⟨
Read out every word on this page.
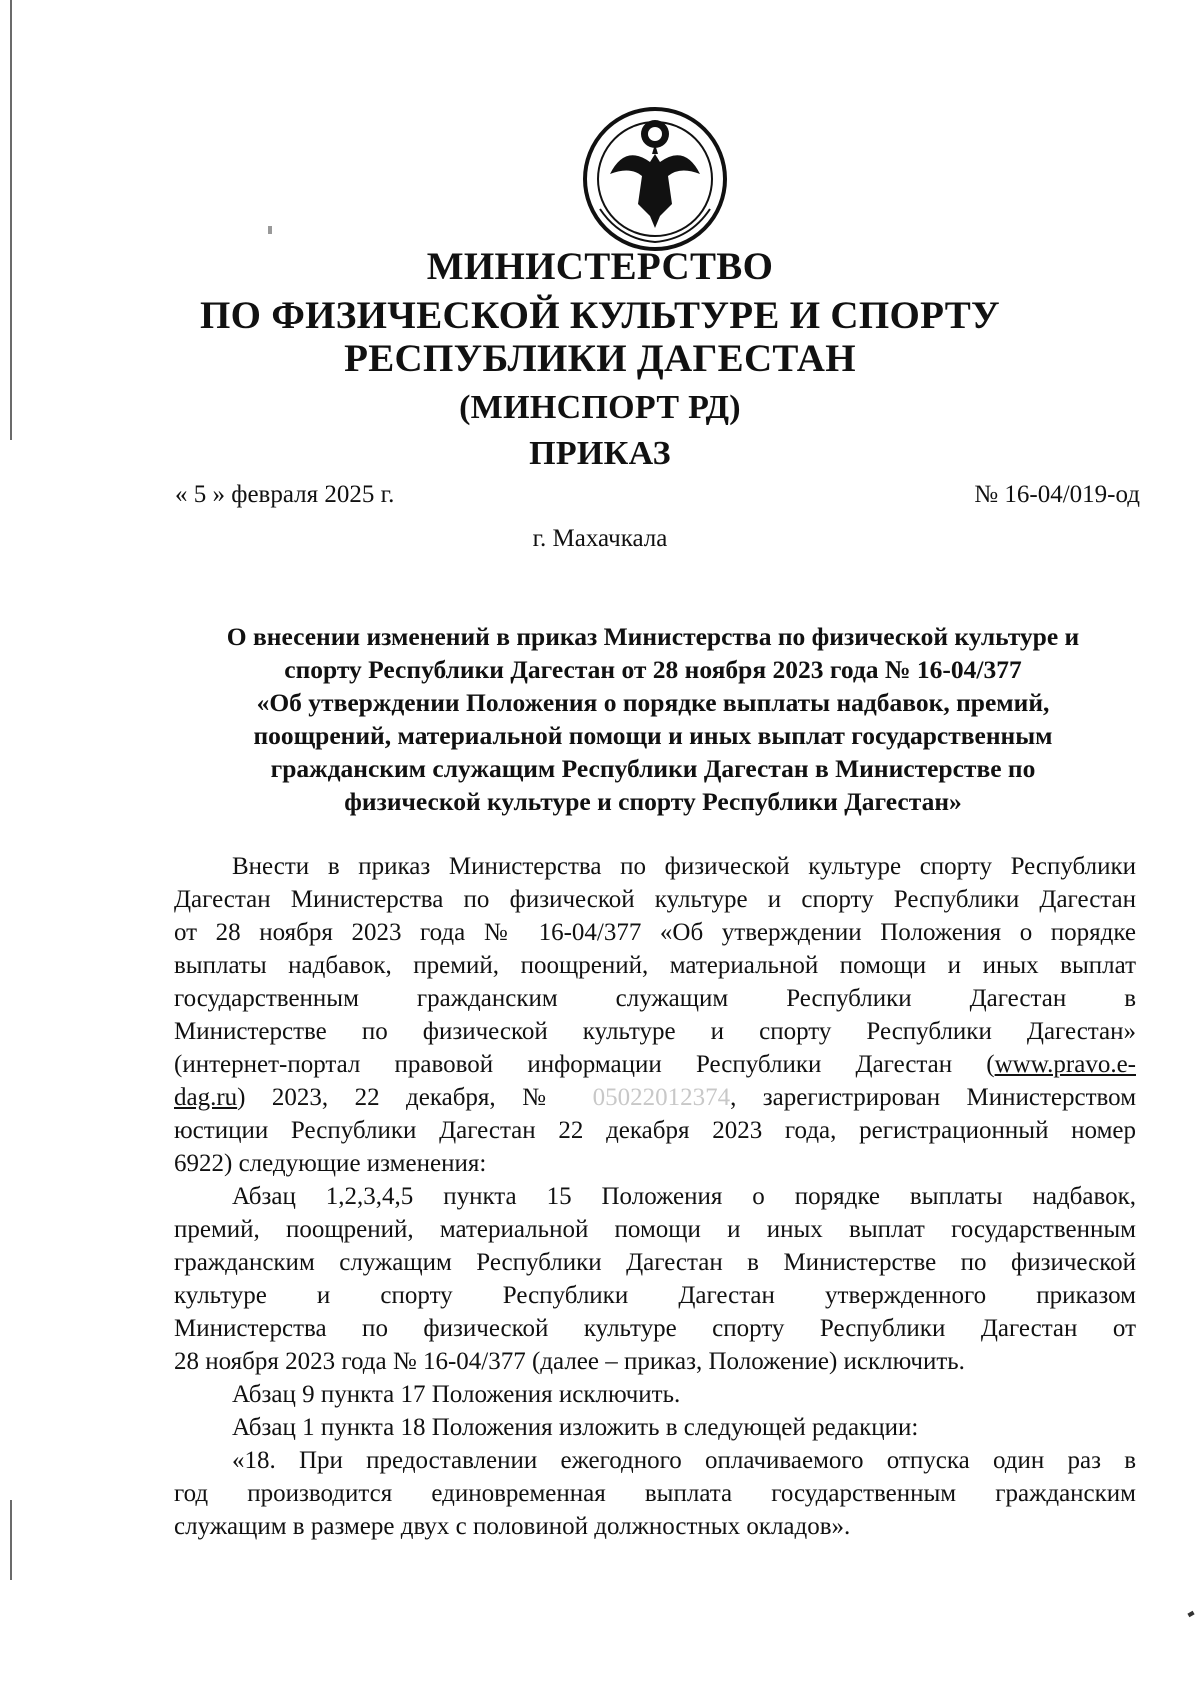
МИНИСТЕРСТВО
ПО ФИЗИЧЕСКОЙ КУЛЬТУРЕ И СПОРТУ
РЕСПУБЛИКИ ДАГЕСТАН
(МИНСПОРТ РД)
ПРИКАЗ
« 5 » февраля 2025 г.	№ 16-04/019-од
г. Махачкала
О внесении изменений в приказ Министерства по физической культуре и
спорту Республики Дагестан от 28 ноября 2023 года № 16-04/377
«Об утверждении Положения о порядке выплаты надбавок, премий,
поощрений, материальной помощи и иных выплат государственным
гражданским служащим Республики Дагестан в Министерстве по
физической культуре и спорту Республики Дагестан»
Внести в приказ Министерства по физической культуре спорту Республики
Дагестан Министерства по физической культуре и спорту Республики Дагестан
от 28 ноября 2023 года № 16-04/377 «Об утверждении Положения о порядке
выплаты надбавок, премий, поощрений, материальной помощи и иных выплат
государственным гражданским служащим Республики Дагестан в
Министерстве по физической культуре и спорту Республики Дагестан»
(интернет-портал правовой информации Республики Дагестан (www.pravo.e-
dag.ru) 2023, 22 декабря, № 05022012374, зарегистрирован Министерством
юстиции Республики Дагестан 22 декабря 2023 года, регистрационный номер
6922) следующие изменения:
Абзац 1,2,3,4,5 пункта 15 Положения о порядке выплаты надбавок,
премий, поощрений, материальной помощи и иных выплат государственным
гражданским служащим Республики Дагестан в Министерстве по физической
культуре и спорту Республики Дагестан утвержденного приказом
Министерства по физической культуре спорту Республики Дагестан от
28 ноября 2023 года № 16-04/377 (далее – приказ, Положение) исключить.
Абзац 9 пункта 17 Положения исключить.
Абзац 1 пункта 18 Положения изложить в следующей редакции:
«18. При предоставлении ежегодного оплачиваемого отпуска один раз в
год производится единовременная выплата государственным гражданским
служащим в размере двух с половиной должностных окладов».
⟩
_SET TASK_
Return the material exactly as given, apart from the pictures.

_RESULT FOR THIS TASK_
Read out every word on this page.
МИНИСТЕРСТВО
ПО ФИЗИЧЕСКОЙ КУЛЬТУРЕ И СПОРТУ
РЕСПУБЛИКИ ДАГЕСТАН
(МИНСПОРТ РД)
ПРИКАЗ
« 5 » февраля 2025 г.	№ 16-04/019-од
г. Махачкала
О внесении изменений в приказ Министерства по физической культуре и
спорту Республики Дагестан от 28 ноября 2023 года № 16-04/377
«Об утверждении Положения о порядке выплаты надбавок, премий,
поощрений, материальной помощи и иных выплат государственным
гражданским служащим Республики Дагестан в Министерстве по
физической культуре и спорту Республики Дагестан»
Внести в приказ Министерства по физической культуре спорту Республики
Дагестан Министерства по физической культуре и спорту Республики Дагестан
от 28 ноября 2023 года № 16-04/377 «Об утверждении Положения о порядке
выплаты надбавок, премий, поощрений, материальной помощи и иных выплат
государственным гражданским служащим Республики Дагестан в
Министерстве по физической культуре и спорту Республики Дагестан»
(интернет-портал правовой информации Республики Дагестан (www.pravo.e-
dag.ru) 2023, 22 декабря, № 05022012374, зарегистрирован Министерством
юстиции Республики Дагестан 22 декабря 2023 года, регистрационный номер
6922) следующие изменения:
Абзац 1,2,3,4,5 пункта 15 Положения о порядке выплаты надбавок,
премий, поощрений, материальной помощи и иных выплат государственным
гражданским служащим Республики Дагестан в Министерстве по физической
культуре и спорту Республики Дагестан утвержденного приказом
Министерства по физической культуре спорту Республики Дагестан от
28 ноября 2023 года № 16-04/377 (далее – приказ, Положение) исключить.
Абзац 9 пункта 17 Положения исключить.
Абзац 1 пункта 18 Положения изложить в следующей редакции:
«18. При предоставлении ежегодного оплачиваемого отпуска один раз в
год производится единовременная выплата государственным гражданским
служащим в размере двух с половиной должностных окладов».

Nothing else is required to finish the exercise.